> [Your task] Would it be possible to write out each entry below exactly, without the pictures?

> [Materials provided]
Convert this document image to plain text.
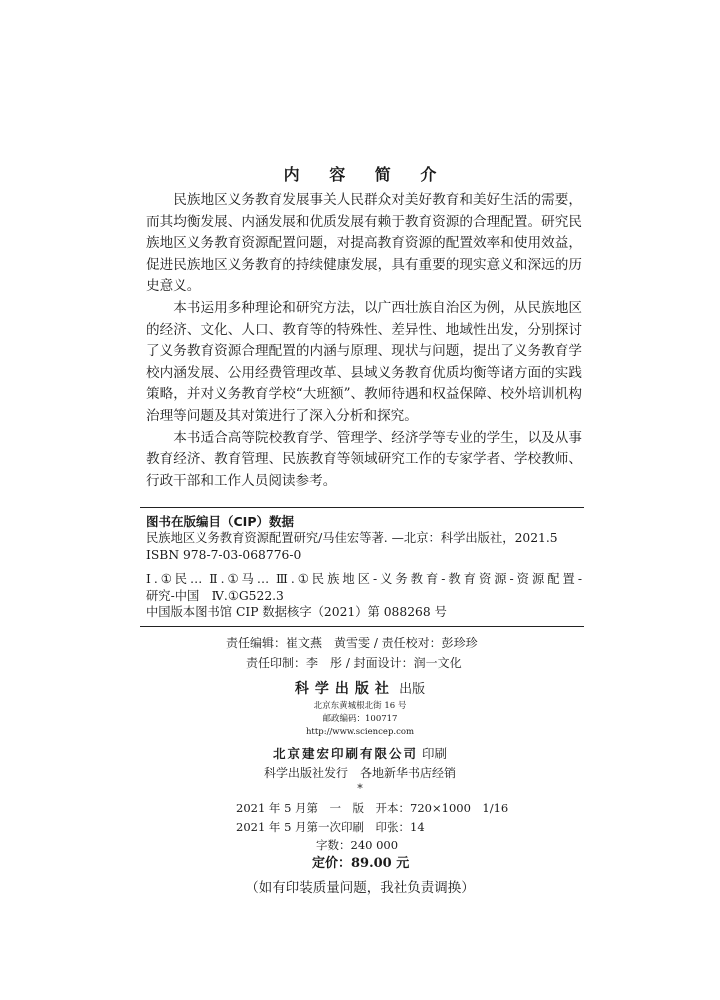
内 容 简 介

民族地区义务教育发展事关人民群众对美好教育和美好生活的需要，而其均衡发展、内涵发展和优质发展有赖于教育资源的合理配置。研究民族地区义务教育资源配置问题，对提高教育资源的配置效率和使用效益，促进民族地区义务教育的持续健康发展，具有重要的现实意义和深远的历史意义。

本书运用多种理论和研究方法，以广西壮族自治区为例，从民族地区的经济、文化、人口、教育等的特殊性、差异性、地域性出发，分别探讨了义务教育资源合理配置的内涵与原理、现状与问题，提出了义务教育学校内涵发展、公用经费管理改革、县域义务教育优质均衡等诸方面的实践策略，并对义务教育学校“大班额”、教师待遇和权益保障、校外培训机构治理等问题及其对策进行了深入分析和探究。

本书适合高等院校教育学、管理学、经济学等专业的学生，以及从事教育经济、教育管理、民族教育等领域研究工作的专家学者、学校教师、行政干部和工作人员阅读参考。

图书在版编目（CIP）数据
民族地区义务教育资源配置研究/马佳宏等著. —北京：科学出版社，2021.5
ISBN 978-7-03-068776-0
Ⅰ.①民… Ⅱ.①马… Ⅲ.①民族地区-义务教育-教育资源-资源配置-
研究-中国　Ⅳ.①G522.3
中国版本图书馆 CIP 数据核字（2021）第 088268 号
责任编辑：崔文燕　黄雪雯 / 责任校对：彭珍珍
责任印制：李　彤 / 封面设计：润一文化
科学出版社 出版
北京东黄城根北街 16 号
邮政编码：100717
http://www.sciencep.com
北京建宏印刷有限公司 印刷
科学出版社发行　各地新华书店经销
*
2021 年 5 月第　一　版　开本：720×1000　1/16
2021 年 5 月第一次印刷　印张：14
字数：240 000
定价：89.00 元
（如有印装质量问题，我社负责调换）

> [Output of the task]
Convert this document image to plain text.
内 容 简 介

民族地区义务教育发展事关人民群众对美好教育和美好生活的需要，而其均衡发展、内涵发展和优质发展有赖于教育资源的合理配置。研究民族地区义务教育资源配置问题，对提高教育资源的配置效率和使用效益，促进民族地区义务教育的持续健康发展，具有重要的现实意义和深远的历史意义。

本书运用多种理论和研究方法，以广西壮族自治区为例，从民族地区的经济、文化、人口、教育等的特殊性、差异性、地域性出发，分别探讨了义务教育资源合理配置的内涵与原理、现状与问题，提出了义务教育学校内涵发展、公用经费管理改革、县域义务教育优质均衡等诸方面的实践策略，并对义务教育学校“大班额”、教师待遇和权益保障、校外培训机构治理等问题及其对策进行了深入分析和探究。

本书适合高等院校教育学、管理学、经济学等专业的学生，以及从事教育经济、教育管理、民族教育等领域研究工作的专家学者、学校教师、行政干部和工作人员阅读参考。

图书在版编目（CIP）数据
民族地区义务教育资源配置研究/马佳宏等著. —北京：科学出版社，2021.5
ISBN 978-7-03-068776-0
Ⅰ.①民… Ⅱ.①马… Ⅲ.①民族地区-义务教育-教育资源-资源配置-
研究-中国　Ⅳ.①G522.3
中国版本图书馆 CIP 数据核字（2021）第 088268 号
责任编辑：崔文燕　黄雪雯 / 责任校对：彭珍珍
责任印制：李　彤 / 封面设计：润一文化
科学出版社 出版
北京东黄城根北街 16 号
邮政编码：100717
http://www.sciencep.com
北京建宏印刷有限公司 印刷
科学出版社发行　各地新华书店经销
*
2021 年 5 月第　一　版　开本：720×1000　1/16
2021 年 5 月第一次印刷　印张：14
字数：240 000
定价：89.00 元
（如有印装质量问题，我社负责调换）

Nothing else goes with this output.